Search the data for the word "fibrinous". Reproduce every line where it is found.

======== Material supplied

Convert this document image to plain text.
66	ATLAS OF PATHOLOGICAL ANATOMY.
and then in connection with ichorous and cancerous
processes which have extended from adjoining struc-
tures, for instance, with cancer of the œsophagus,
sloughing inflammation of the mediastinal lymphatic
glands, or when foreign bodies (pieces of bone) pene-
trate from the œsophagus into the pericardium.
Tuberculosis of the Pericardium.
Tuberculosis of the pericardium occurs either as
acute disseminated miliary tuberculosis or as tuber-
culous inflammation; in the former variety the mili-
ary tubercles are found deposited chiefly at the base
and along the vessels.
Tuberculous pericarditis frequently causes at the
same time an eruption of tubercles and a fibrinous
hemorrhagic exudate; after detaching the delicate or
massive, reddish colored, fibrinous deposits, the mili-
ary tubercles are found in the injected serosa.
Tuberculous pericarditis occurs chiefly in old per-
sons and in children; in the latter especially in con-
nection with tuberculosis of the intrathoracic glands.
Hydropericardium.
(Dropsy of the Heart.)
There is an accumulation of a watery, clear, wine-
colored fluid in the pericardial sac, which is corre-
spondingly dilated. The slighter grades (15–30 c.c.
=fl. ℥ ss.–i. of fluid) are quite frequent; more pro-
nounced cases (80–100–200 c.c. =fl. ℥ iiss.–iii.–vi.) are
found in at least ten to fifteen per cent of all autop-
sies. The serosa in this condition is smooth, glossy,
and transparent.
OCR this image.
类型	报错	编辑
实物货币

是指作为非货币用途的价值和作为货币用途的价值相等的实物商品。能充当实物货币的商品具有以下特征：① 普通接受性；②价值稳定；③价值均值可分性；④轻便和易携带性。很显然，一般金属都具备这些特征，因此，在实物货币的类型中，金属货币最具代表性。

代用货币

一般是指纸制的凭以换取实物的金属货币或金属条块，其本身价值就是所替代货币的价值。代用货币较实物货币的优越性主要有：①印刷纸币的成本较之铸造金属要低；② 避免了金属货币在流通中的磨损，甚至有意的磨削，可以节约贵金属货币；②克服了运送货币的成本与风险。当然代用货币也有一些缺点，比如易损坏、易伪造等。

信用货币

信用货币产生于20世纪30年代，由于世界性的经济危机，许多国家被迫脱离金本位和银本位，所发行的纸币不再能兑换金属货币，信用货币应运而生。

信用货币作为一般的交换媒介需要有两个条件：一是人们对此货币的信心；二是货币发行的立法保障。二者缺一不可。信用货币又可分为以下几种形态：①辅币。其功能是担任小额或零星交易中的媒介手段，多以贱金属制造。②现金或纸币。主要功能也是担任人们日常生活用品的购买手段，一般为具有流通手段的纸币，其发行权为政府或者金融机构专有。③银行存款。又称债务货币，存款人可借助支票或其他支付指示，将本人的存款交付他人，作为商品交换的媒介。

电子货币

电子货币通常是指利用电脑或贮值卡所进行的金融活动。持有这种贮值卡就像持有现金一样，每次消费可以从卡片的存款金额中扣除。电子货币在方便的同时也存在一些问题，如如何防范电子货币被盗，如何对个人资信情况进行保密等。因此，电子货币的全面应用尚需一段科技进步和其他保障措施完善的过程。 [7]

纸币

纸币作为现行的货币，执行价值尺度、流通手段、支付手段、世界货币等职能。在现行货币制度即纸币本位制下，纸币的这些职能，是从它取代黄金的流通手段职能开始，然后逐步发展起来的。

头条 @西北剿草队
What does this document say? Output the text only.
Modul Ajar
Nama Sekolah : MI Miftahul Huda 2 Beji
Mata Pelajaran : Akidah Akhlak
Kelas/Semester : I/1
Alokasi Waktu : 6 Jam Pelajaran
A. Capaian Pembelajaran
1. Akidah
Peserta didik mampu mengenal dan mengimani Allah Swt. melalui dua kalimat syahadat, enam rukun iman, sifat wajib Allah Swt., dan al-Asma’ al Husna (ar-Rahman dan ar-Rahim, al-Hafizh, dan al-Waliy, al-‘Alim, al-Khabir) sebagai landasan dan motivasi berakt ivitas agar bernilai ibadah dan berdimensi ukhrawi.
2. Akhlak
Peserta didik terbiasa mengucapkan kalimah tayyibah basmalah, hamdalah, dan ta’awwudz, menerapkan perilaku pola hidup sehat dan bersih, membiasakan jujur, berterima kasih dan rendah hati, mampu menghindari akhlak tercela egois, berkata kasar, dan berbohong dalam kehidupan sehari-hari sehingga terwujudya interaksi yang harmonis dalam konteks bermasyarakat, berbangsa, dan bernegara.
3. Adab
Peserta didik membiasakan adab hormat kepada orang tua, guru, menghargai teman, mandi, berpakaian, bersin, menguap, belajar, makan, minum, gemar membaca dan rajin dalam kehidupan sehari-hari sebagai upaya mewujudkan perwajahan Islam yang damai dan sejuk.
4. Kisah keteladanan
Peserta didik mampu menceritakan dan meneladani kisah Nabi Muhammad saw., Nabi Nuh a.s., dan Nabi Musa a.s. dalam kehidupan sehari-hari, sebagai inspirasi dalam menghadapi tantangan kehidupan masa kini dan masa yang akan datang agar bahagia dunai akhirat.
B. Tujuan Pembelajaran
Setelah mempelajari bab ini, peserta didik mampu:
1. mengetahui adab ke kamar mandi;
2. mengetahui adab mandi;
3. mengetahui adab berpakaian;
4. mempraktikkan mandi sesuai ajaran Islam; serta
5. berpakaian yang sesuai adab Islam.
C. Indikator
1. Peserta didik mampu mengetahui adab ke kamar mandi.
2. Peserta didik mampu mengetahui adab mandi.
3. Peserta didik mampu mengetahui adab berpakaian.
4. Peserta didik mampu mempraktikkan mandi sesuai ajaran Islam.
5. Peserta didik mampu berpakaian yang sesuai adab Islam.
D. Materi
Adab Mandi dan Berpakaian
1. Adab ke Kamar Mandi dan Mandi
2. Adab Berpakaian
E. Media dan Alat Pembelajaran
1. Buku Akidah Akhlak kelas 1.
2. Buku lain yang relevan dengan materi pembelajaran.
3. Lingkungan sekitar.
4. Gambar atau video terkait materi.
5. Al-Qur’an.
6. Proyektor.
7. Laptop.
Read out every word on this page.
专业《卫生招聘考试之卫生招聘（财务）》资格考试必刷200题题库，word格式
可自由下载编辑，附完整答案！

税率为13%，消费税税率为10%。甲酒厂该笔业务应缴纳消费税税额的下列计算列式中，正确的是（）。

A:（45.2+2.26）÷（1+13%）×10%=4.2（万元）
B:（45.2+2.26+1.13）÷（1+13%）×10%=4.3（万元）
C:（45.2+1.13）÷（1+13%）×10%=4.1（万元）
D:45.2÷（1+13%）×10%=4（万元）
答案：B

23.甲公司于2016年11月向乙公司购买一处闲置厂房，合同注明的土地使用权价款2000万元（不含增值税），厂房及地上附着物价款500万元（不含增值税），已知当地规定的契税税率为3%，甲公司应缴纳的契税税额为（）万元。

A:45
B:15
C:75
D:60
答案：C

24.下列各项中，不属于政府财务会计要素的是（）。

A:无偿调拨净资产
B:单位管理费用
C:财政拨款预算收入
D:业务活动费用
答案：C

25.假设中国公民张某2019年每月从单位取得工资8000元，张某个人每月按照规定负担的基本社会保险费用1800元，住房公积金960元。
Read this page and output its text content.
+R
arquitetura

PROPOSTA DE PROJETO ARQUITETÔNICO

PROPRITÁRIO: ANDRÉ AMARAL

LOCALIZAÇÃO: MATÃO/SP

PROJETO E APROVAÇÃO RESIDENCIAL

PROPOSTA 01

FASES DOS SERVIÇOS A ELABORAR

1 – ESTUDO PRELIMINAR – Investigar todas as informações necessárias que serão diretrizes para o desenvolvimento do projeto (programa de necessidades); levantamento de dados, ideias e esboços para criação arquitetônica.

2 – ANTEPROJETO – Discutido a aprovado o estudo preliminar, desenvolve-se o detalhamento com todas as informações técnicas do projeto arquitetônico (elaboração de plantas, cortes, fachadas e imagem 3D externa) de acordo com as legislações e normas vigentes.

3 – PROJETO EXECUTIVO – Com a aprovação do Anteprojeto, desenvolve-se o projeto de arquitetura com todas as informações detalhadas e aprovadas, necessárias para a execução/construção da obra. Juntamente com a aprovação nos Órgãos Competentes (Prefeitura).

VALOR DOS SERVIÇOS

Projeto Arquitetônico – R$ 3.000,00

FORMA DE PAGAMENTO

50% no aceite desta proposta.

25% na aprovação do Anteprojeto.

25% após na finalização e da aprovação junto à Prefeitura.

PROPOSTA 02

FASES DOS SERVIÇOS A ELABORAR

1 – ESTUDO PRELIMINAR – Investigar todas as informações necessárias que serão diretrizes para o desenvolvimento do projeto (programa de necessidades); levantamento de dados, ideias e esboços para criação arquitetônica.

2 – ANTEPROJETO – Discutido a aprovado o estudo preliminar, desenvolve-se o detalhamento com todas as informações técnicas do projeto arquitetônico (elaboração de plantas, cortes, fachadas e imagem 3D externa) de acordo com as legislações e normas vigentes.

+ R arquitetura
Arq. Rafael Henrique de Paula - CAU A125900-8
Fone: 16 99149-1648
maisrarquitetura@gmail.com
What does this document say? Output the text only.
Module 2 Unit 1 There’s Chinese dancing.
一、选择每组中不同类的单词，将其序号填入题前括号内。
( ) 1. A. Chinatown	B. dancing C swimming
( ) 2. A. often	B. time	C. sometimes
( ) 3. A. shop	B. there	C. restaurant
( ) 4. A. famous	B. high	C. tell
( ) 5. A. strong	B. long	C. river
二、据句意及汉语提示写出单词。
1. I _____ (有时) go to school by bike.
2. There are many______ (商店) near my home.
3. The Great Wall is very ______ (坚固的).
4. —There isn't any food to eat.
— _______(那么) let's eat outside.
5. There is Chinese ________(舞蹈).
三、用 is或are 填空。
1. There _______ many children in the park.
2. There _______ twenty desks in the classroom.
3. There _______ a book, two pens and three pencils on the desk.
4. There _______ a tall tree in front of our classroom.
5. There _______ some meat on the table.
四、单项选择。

================

*Result of this exercise*
same time an eruption of tubercles and a fibrinous
massive, reddish colored, fibrinous deposits, the mili-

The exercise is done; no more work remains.